:: What this task involves ::
Go line by line through the entries and show those that hold the string "compliance".

:: Task input ::
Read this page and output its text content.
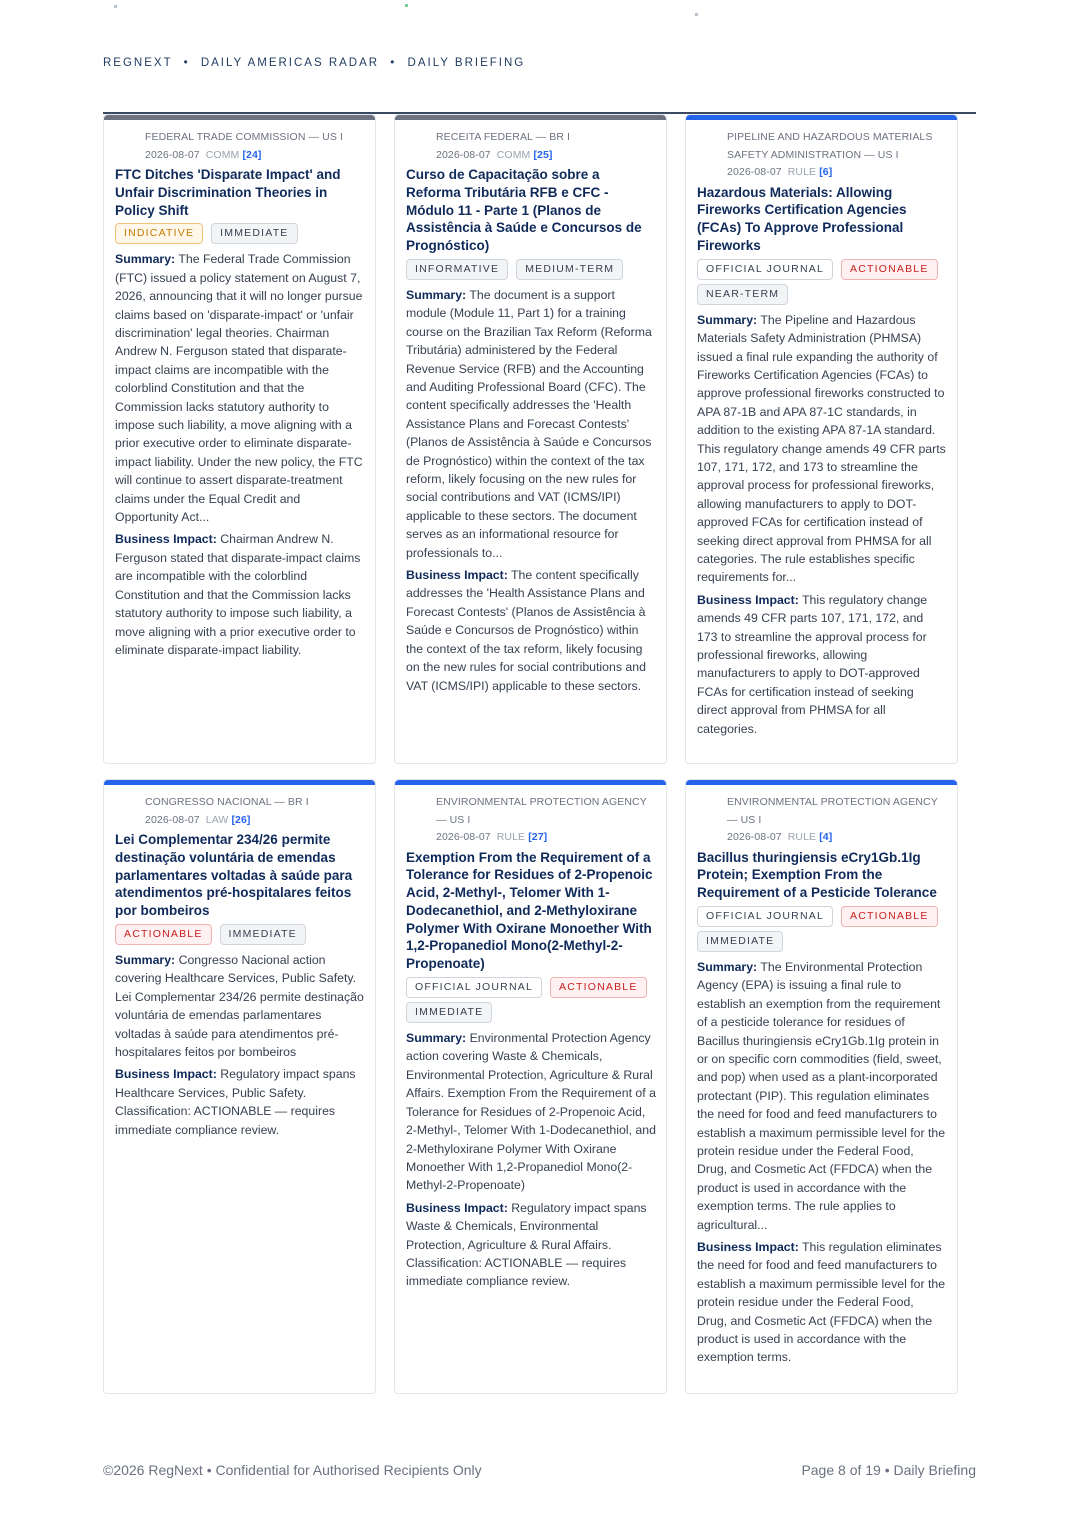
REGNEXT • DAILY AMERICAS RADAR • DAILY BRIEFING
FEDERAL TRADE COMMISSION — US I
2026-08-07 COMM [24]
FTC Ditches 'Disparate Impact' and Unfair Discrimination Theories in Policy Shift
INDICATIVE	IMMEDIATE
Summary: The Federal Trade Commission (FTC) issued a policy statement on August 7, 2026, announcing that it will no longer pursue claims based on 'disparate-impact' or 'unfair discrimination' legal theories. Chairman Andrew N. Ferguson stated that disparate-impact claims are incompatible with the colorblind Constitution and that the Commission lacks statutory authority to impose such liability, a move aligning with a prior executive order to eliminate disparate-impact liability. Under the new policy, the FTC will continue to assert disparate-treatment claims under the Equal Credit and Opportunity Act...
Business Impact: Chairman Andrew N. Ferguson stated that disparate-impact claims are incompatible with the colorblind Constitution and that the Commission lacks statutory authority to impose such liability, a move aligning with a prior executive order to eliminate disparate-impact liability.
RECEITA FEDERAL — BR I
2026-08-07 COMM [25]
Curso de Capacitação sobre a Reforma Tributária RFB e CFC - Módulo 11 - Parte 1 (Planos de Assistência à Saúde e Concursos de Prognóstico)
INFORMATIVE	MEDIUM-TERM
Summary: The document is a support module (Module 11, Part 1) for a training course on the Brazilian Tax Reform (Reforma Tributária) administered by the Federal Revenue Service (RFB) and the Accounting and Auditing Professional Board (CFC). The content specifically addresses the 'Health Assistance Plans and Forecast Contests' (Planos de Assistência à Saúde e Concursos de Prognóstico) within the context of the tax reform, likely focusing on the new rules for social contributions and VAT (ICMS/IPI) applicable to these sectors. The document serves as an informational resource for professionals to...
Business Impact: The content specifically addresses the 'Health Assistance Plans and Forecast Contests' (Planos de Assistência à Saúde e Concursos de Prognóstico) within the context of the tax reform, likely focusing on the new rules for social contributions and VAT (ICMS/IPI) applicable to these sectors.
PIPELINE AND HAZARDOUS MATERIALS SAFETY ADMINISTRATION — US I
2026-08-07 RULE [6]
Hazardous Materials: Allowing Fireworks Certification Agencies (FCAs) To Approve Professional Fireworks
OFFICIAL JOURNAL	ACTIONABLE
NEAR-TERM
Summary: The Pipeline and Hazardous Materials Safety Administration (PHMSA) issued a final rule expanding the authority of Fireworks Certification Agencies (FCAs) to approve professional fireworks constructed to APA 87-1B and APA 87-1C standards, in addition to the existing APA 87-1A standard. This regulatory change amends 49 CFR parts 107, 171, 172, and 173 to streamline the approval process for professional fireworks, allowing manufacturers to apply to DOT-approved FCAs for certification instead of seeking direct approval from PHMSA for all categories. The rule establishes specific requirements for...
Business Impact: This regulatory change amends 49 CFR parts 107, 171, 172, and 173 to streamline the approval process for professional fireworks, allowing manufacturers to apply to DOT-approved FCAs for certification instead of seeking direct approval from PHMSA for all categories.
CONGRESSO NACIONAL — BR I
2026-08-07 LAW [26]
Lei Complementar 234/26 permite destinação voluntária de emendas parlamentares voltadas à saúde para atendimentos pré-hospitalares feitos por bombeiros
ACTIONABLE	IMMEDIATE
Summary: Congresso Nacional action covering Healthcare Services, Public Safety. Lei Complementar 234/26 permite destinação voluntária de emendas parlamentares voltadas à saúde para atendimentos pré-hospitalares feitos por bombeiros
Business Impact: Regulatory impact spans Healthcare Services, Public Safety. Classification: ACTIONABLE — requires immediate compliance review.
ENVIRONMENTAL PROTECTION AGENCY — US I
2026-08-07 RULE [27]
Exemption From the Requirement of a Tolerance for Residues of 2-Propenoic Acid, 2-Methyl-, Telomer With 1-Dodecanethiol, and 2-Methyloxirane Polymer With Oxirane Monoether With 1,2-Propanediol Mono(2-Methyl-2-Propenoate)
OFFICIAL JOURNAL	ACTIONABLE
IMMEDIATE
Summary: Environmental Protection Agency action covering Waste & Chemicals, Environmental Protection, Agriculture & Rural Affairs. Exemption From the Requirement of a Tolerance for Residues of 2-Propenoic Acid, 2-Methyl-, Telomer With 1-Dodecanethiol, and 2-Methyloxirane Polymer With Oxirane Monoether With 1,2-Propanediol Mono(2-Methyl-2-Propenoate)
Business Impact: Regulatory impact spans Waste & Chemicals, Environmental Protection, Agriculture & Rural Affairs. Classification: ACTIONABLE — requires immediate compliance review.
ENVIRONMENTAL PROTECTION AGENCY — US I
2026-08-07 RULE [4]
Bacillus thuringiensis eCry1Gb.1Ig Protein; Exemption From the Requirement of a Pesticide Tolerance
OFFICIAL JOURNAL	ACTIONABLE
IMMEDIATE
Summary: The Environmental Protection Agency (EPA) is issuing a final rule to establish an exemption from the requirement of a pesticide tolerance for residues of Bacillus thuringiensis eCry1Gb.1Ig protein in or on specific corn commodities (field, sweet, and pop) when used as a plant-incorporated protectant (PIP). This regulation eliminates the need for food and feed manufacturers to establish a maximum permissible level for the protein residue under the Federal Food, Drug, and Cosmetic Act (FFDCA) when the product is used in accordance with the exemption terms. The rule applies to agricultural...
Business Impact: This regulation eliminates the need for food and feed manufacturers to establish a maximum permissible level for the protein residue under the Federal Food, Drug, and Cosmetic Act (FFDCA) when the product is used in accordance with the exemption terms.
©2026 RegNext • Confidential for Authorised Recipients Only	Page 8 of 19 • Daily Briefing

:: Solution to this exercise ::
Business Impact: Regulatory impact spans Healthcare Services, Public Safety. Classification: ACTIONABLE — requires immediate compliance review.
Business Impact: Regulatory impact spans Waste & Chemicals, Environmental Protection, Agriculture & Rural Affairs. Classification: ACTIONABLE — requires immediate compliance review.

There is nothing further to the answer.